-- START OF Data rows --

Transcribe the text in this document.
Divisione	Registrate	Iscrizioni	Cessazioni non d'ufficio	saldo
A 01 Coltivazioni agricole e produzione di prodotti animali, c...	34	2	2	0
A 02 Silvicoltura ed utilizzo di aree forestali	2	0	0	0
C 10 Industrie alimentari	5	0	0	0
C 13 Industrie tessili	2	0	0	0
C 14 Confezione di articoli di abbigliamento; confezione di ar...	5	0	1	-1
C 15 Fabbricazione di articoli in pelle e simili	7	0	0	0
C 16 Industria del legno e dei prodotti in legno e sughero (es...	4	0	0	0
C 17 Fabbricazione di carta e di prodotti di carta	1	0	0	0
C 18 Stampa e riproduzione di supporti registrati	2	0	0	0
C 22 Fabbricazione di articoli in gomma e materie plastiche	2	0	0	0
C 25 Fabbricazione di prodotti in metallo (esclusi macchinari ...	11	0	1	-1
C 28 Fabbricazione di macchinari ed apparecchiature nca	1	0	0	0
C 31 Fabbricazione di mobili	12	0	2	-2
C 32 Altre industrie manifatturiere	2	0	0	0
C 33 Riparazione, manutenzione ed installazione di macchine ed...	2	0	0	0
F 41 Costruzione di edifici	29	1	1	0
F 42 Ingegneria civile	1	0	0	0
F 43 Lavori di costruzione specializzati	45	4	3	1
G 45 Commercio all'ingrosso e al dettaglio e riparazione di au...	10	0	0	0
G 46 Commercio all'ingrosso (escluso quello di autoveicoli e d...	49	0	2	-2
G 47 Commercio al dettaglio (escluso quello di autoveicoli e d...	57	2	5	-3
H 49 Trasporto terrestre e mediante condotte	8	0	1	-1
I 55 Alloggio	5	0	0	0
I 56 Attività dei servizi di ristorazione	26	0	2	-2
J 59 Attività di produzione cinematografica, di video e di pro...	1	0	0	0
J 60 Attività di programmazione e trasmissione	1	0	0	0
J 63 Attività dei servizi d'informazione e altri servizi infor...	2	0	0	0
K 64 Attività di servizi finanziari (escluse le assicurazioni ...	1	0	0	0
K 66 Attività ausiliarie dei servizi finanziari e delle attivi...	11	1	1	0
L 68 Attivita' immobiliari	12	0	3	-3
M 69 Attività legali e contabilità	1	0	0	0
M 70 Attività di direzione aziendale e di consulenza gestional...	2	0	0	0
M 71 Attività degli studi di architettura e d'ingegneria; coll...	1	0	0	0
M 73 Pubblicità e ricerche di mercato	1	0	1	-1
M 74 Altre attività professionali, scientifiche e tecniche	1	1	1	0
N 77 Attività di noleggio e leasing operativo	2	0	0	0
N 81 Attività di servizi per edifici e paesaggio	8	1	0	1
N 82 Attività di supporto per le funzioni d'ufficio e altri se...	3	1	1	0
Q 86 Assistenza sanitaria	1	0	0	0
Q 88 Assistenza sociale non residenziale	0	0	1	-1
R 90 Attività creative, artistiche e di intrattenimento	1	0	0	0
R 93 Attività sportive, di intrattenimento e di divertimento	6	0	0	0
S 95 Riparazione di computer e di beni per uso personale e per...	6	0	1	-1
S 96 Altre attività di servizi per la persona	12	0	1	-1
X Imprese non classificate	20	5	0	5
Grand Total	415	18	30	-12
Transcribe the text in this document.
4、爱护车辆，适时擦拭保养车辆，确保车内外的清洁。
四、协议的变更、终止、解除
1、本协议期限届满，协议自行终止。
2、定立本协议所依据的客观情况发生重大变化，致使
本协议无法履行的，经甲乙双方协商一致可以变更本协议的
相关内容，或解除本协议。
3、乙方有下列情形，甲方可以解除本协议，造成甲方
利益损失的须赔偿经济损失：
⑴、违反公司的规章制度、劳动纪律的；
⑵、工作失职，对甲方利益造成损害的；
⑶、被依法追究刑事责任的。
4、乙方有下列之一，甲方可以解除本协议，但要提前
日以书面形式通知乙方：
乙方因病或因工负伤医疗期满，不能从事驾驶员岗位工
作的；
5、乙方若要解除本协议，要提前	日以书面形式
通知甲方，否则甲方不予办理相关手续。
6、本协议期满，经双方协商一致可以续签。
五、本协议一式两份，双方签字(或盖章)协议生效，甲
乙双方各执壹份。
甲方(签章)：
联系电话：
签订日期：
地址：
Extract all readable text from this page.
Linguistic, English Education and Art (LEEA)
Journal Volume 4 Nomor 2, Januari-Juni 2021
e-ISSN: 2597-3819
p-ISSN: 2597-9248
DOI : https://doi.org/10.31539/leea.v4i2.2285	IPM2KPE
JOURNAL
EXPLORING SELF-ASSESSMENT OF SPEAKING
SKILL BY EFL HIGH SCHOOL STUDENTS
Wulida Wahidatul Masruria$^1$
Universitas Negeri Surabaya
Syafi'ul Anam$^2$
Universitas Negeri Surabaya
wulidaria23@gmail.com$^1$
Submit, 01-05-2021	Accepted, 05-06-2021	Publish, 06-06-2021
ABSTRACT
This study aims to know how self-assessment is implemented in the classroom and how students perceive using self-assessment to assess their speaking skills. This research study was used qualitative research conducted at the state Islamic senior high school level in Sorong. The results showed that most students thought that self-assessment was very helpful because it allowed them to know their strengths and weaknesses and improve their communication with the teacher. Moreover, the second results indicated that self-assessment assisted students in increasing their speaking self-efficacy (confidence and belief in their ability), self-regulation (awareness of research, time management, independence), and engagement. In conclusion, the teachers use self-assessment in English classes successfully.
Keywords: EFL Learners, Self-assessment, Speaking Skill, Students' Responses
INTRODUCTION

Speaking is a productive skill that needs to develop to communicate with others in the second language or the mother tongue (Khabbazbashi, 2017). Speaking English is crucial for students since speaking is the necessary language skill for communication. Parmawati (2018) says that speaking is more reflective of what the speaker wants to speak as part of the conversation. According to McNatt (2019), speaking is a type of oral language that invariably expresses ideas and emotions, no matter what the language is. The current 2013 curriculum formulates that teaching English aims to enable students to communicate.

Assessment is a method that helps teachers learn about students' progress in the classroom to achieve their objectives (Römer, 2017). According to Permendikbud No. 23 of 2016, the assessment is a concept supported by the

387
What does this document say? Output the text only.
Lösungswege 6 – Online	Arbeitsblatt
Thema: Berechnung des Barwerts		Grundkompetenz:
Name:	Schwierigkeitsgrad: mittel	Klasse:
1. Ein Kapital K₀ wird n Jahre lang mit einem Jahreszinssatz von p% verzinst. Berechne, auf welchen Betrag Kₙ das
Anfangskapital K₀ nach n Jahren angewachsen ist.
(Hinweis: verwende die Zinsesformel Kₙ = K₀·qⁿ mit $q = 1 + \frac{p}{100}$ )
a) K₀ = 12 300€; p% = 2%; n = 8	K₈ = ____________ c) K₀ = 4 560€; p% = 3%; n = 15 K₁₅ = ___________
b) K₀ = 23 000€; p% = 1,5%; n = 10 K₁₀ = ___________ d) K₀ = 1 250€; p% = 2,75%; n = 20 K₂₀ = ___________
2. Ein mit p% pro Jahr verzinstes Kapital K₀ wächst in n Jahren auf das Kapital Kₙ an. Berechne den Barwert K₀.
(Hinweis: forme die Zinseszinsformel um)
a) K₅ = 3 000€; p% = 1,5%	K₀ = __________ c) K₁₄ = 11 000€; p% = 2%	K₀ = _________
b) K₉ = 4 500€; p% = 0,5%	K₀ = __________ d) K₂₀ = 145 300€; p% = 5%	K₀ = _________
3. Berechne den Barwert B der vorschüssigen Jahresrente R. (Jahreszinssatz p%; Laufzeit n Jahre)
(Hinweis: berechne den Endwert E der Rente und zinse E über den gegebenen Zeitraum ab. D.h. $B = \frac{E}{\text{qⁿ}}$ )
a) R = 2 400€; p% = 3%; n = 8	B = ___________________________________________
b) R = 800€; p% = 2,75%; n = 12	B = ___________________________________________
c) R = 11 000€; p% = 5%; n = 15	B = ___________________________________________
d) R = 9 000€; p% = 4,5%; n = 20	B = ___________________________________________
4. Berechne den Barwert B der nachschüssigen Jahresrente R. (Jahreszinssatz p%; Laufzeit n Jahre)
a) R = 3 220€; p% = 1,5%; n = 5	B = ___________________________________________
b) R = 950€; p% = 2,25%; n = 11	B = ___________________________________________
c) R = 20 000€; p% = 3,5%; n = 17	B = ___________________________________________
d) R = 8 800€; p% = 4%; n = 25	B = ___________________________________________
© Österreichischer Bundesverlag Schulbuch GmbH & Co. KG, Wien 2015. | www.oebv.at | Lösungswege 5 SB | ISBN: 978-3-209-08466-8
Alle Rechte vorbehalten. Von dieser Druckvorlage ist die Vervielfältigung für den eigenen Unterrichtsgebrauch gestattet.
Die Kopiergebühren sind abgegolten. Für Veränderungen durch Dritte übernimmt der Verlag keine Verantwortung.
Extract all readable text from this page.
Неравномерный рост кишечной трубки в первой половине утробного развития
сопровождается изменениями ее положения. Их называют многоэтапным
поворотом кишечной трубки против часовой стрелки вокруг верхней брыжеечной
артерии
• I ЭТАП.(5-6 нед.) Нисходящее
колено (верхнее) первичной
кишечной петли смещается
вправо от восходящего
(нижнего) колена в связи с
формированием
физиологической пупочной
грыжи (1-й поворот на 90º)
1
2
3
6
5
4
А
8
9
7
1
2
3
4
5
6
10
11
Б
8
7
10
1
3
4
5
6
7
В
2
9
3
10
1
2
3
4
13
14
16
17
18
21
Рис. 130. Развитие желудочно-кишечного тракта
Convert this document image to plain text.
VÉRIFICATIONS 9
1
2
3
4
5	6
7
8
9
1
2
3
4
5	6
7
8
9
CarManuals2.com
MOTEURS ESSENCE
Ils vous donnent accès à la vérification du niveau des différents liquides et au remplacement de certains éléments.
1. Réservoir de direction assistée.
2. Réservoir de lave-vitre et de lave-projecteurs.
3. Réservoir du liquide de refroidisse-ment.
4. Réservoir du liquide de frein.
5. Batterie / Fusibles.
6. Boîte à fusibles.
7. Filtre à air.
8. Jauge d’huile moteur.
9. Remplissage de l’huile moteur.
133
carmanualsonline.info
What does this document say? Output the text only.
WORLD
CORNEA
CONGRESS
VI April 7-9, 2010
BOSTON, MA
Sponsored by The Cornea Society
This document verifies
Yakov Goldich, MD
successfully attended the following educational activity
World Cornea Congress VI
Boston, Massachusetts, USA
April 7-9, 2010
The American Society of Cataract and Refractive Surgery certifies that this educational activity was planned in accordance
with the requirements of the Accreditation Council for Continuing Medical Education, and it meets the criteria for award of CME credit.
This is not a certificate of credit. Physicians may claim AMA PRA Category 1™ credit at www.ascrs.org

-- END OF Data rows --

- Set task
Set down, word for word, only the lines running from the line with "Convert this document image to plain text." to the last line of the listing above. Both of those lines belong in your answer.

- Reply to the task
Convert this document image to plain text.
VÉRIFICATIONS 9
1
2
3
4
5	6
7
8
9
1
2
3
4
5	6
7
8
9
CarManuals2.com
MOTEURS ESSENCE
Ils vous donnent accès à la vérification du niveau des différents liquides et au remplacement de certains éléments.
1. Réservoir de direction assistée.
2. Réservoir de lave-vitre et de lave-projecteurs.
3. Réservoir du liquide de refroidisse-ment.
4. Réservoir du liquide de frein.
5. Batterie / Fusibles.
6. Boîte à fusibles.
7. Filtre à air.
8. Jauge d’huile moteur.
9. Remplissage de l’huile moteur.
133
carmanualsonline.info
What does this document say? Output the text only.
WORLD
CORNEA
CONGRESS
VI April 7-9, 2010
BOSTON, MA
Sponsored by The Cornea Society
This document verifies
Yakov Goldich, MD
successfully attended the following educational activity
World Cornea Congress VI
Boston, Massachusetts, USA
April 7-9, 2010
The American Society of Cataract and Refractive Surgery certifies that this educational activity was planned in accordance
with the requirements of the Accreditation Council for Continuing Medical Education, and it meets the criteria for award of CME credit.
This is not a certificate of credit. Physicians may claim AMA PRA Category 1™ credit at www.ascrs.org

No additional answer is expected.